== WHAT IS BEING ASKED ==
Omit any picture, and return the remaining data exactly as written.

== MATERIAL PROVIDED ==
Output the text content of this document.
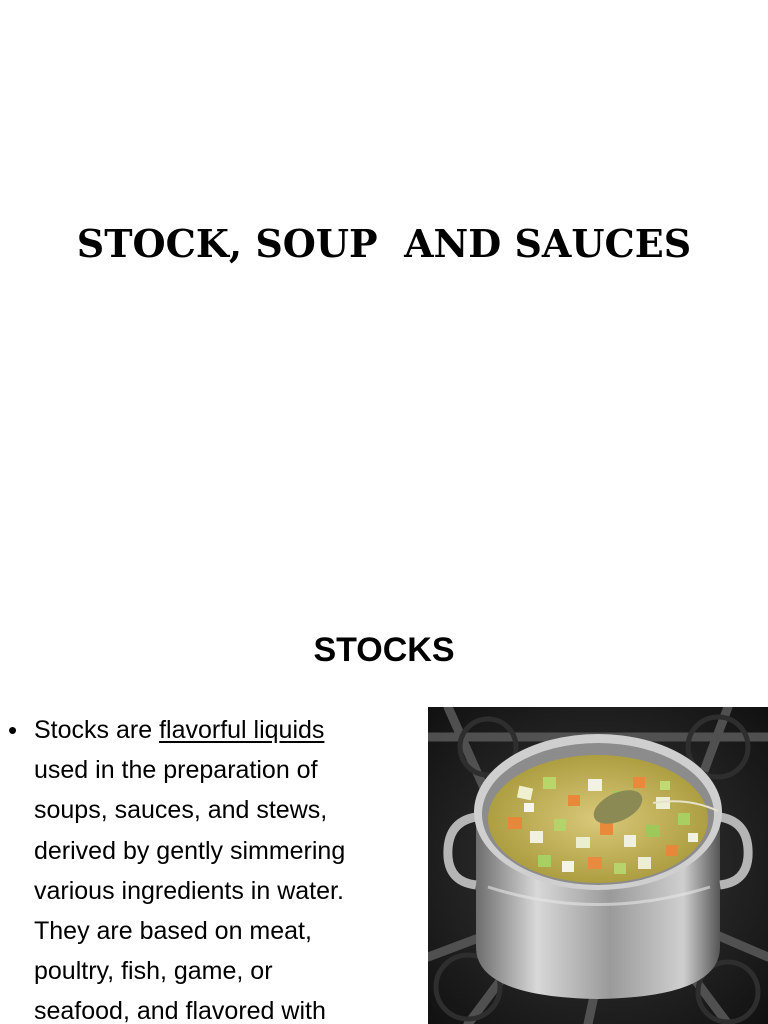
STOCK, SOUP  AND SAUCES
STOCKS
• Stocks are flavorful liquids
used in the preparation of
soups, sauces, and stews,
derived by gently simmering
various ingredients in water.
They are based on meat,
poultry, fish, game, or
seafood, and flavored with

== THE REPLY ==
Output the text content of this document.
STOCK, SOUP  AND SAUCES
STOCKS
• Stocks are flavorful liquids
used in the preparation of
soups, sauces, and stews,
derived by gently simmering
various ingredients in water.
They are based on meat,
poultry, fish, game, or
seafood, and flavored with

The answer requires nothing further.